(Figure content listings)
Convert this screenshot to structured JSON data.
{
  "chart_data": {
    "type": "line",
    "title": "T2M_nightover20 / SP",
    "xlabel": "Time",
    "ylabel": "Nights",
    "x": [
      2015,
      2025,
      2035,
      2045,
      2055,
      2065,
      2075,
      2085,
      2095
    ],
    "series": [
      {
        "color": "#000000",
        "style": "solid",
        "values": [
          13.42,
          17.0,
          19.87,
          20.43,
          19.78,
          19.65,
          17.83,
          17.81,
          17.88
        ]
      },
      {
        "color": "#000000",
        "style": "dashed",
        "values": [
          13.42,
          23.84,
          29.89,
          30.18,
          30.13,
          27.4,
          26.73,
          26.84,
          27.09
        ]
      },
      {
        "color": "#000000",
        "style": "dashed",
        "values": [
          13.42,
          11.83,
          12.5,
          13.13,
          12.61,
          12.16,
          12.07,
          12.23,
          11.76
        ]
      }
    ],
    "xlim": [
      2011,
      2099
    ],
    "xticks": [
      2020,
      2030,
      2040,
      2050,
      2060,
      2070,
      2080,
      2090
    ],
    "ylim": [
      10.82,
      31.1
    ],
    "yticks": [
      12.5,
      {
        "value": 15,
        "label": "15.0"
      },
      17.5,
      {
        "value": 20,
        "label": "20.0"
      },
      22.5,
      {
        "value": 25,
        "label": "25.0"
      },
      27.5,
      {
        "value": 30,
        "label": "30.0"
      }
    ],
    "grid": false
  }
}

• WHAT TO WORK ON:
Go through the listing and print each line exactly as it appears.

• EXERCISE SOLUTION:
Convert this screenshot to structured JSON data.
{
  "chart_data": {
    "type": "line",
    "title": "T2M_nightover20 / SP",
    "xlabel": "Time",
    "ylabel": "Nights",
    "x": [
      2015,
      2025,
      2035,
      2045,
      2055,
      2065,
      2075,
      2085,
      2095
    ],
    "series": [
      {
        "color": "#000000",
        "style": "solid",
        "values": [
          13.42,
          17.0,
          19.87,
          20.43,
          19.78,
          19.65,
          17.83,
          17.81,
          17.88
        ]
      },
      {
        "color": "#000000",
        "style": "dashed",
        "values": [
          13.42,
          23.84,
          29.89,
          30.18,
          30.13,
          27.4,
          26.73,
          26.84,
          27.09
        ]
      },
      {
        "color": "#000000",
        "style": "dashed",
        "values": [
          13.42,
          11.83,
          12.5,
          13.13,
          12.61,
          12.16,
          12.07,
          12.23,
          11.76
        ]
      }
    ],
    "xlim": [
      2011,
      2099
    ],
    "xticks": [
      2020,
      2030,
      2040,
      2050,
      2060,
      2070,
      2080,
      2090
    ],
    "ylim": [
      10.82,
      31.1
    ],
    "yticks": [
      12.5,
      {
        "value": 15,
        "label": "15.0"
      },
      17.5,
      {
        "value": 20,
        "label": "20.0"
      },
      22.5,
      {
        "value": 25,
        "label": "25.0"
      },
      27.5,
      {
        "value": 30,
        "label": "30.0"
      }
    ],
    "grid": false
  }
}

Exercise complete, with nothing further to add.